------ PROVIDED INFORMATION ------

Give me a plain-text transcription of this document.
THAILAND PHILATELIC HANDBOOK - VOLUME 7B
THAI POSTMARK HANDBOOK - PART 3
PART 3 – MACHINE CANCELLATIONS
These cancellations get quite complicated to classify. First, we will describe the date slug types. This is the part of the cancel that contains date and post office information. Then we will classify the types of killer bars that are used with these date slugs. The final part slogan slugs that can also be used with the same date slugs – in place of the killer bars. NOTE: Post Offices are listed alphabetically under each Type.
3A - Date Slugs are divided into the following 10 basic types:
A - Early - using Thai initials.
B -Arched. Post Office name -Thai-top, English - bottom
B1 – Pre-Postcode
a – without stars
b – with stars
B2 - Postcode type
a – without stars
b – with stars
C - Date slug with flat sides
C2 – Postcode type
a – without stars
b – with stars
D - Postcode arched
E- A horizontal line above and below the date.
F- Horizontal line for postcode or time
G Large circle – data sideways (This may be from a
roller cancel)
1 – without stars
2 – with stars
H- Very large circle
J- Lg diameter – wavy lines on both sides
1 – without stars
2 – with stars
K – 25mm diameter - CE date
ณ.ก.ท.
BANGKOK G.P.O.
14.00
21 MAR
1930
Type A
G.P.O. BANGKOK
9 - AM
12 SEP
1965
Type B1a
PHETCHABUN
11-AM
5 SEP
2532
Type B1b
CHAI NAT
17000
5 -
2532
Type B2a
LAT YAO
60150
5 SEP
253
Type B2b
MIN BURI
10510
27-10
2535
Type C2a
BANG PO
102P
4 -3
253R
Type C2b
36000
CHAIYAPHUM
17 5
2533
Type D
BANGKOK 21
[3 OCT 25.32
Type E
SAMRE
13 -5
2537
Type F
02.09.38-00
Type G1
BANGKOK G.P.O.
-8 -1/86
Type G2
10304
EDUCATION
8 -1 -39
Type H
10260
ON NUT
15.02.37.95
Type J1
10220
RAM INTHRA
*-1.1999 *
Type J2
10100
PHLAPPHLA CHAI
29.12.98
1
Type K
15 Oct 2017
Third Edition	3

------

> EXERCISE BRIEF
Isolate each line of the listing above that includes "sides". Copy it.

> SOLUTION TO THE PROBLEM
C - Date slug with flat sides
J- Lg diameter – wavy lines on both sides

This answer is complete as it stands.